** start of Records for processing **

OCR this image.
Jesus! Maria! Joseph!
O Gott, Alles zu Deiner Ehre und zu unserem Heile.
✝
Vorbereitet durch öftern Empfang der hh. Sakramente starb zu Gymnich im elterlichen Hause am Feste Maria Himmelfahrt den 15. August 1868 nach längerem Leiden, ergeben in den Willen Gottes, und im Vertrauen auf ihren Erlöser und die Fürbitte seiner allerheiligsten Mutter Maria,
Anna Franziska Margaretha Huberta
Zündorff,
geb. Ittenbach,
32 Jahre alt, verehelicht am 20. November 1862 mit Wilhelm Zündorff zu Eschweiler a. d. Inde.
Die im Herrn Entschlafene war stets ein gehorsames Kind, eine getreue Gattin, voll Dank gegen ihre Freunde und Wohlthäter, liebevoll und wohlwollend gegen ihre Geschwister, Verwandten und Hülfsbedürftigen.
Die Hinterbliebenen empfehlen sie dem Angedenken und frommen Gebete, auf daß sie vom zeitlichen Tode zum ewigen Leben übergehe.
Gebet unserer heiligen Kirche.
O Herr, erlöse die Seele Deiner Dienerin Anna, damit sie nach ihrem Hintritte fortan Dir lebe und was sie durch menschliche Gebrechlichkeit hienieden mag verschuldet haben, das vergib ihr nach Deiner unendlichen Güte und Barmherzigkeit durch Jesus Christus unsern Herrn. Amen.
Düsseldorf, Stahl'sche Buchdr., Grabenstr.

** end of Records for processing **

> _Requirement_: Can you reproduce all the material exactly?

> _Response to the task_:
OCR this image.
Jesus! Maria! Joseph!
O Gott, Alles zu Deiner Ehre und zu unserem Heile.
✝
Vorbereitet durch öftern Empfang der hh. Sakramente starb zu Gymnich im elterlichen Hause am Feste Maria Himmelfahrt den 15. August 1868 nach längerem Leiden, ergeben in den Willen Gottes, und im Vertrauen auf ihren Erlöser und die Fürbitte seiner allerheiligsten Mutter Maria,
Anna Franziska Margaretha Huberta
Zündorff,
geb. Ittenbach,
32 Jahre alt, verehelicht am 20. November 1862 mit Wilhelm Zündorff zu Eschweiler a. d. Inde.
Die im Herrn Entschlafene war stets ein gehorsames Kind, eine getreue Gattin, voll Dank gegen ihre Freunde und Wohlthäter, liebevoll und wohlwollend gegen ihre Geschwister, Verwandten und Hülfsbedürftigen.
Die Hinterbliebenen empfehlen sie dem Angedenken und frommen Gebete, auf daß sie vom zeitlichen Tode zum ewigen Leben übergehe.
Gebet unserer heiligen Kirche.
O Herr, erlöse die Seele Deiner Dienerin Anna, damit sie nach ihrem Hintritte fortan Dir lebe und was sie durch menschliche Gebrechlichkeit hienieden mag verschuldet haben, das vergib ihr nach Deiner unendlichen Güte und Barmherzigkeit durch Jesus Christus unsern Herrn. Amen.
Düsseldorf, Stahl'sche Buchdr., Grabenstr.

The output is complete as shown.